- _What you are asked to do_
Give the number of lines holding the string "Sleeves" and nothing more.
+++ Extracted entries
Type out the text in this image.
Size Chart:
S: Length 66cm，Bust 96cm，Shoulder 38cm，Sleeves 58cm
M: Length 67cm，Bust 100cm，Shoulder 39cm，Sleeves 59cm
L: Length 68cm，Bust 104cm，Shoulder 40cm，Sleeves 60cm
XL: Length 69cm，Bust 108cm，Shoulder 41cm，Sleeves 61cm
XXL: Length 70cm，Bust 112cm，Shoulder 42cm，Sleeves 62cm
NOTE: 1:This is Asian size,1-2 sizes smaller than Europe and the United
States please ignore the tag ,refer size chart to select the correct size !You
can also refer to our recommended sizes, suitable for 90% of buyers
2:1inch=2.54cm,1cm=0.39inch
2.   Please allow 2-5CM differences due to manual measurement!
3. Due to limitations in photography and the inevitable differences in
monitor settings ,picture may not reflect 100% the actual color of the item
++++++
+++ Extracted entries
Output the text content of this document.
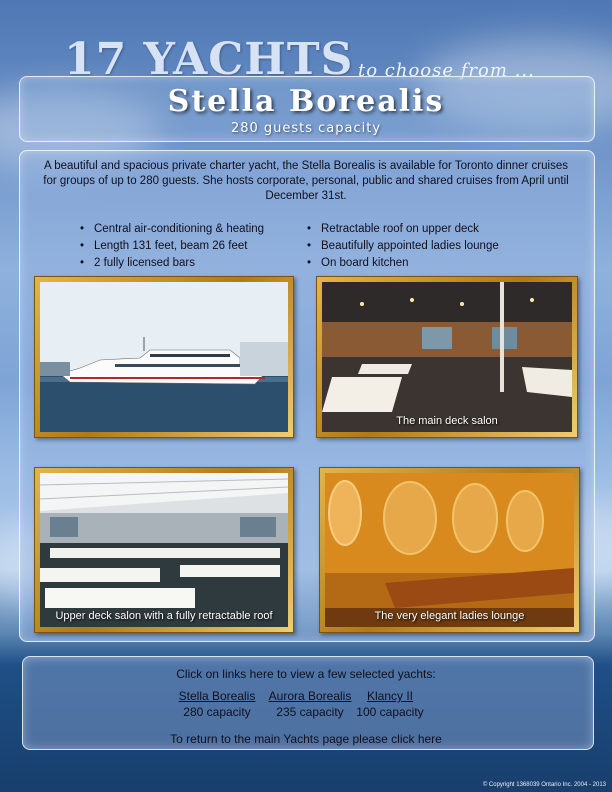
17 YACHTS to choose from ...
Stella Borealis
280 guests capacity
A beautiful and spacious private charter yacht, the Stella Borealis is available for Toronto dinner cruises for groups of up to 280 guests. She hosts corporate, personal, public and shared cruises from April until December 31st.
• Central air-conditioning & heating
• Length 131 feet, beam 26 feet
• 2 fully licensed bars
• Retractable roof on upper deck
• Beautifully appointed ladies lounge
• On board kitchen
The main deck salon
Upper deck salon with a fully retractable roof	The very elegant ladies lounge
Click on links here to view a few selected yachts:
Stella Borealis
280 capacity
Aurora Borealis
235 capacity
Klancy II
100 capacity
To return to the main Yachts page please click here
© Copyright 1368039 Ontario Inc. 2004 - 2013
++++++
- _Solution to this exercise_
5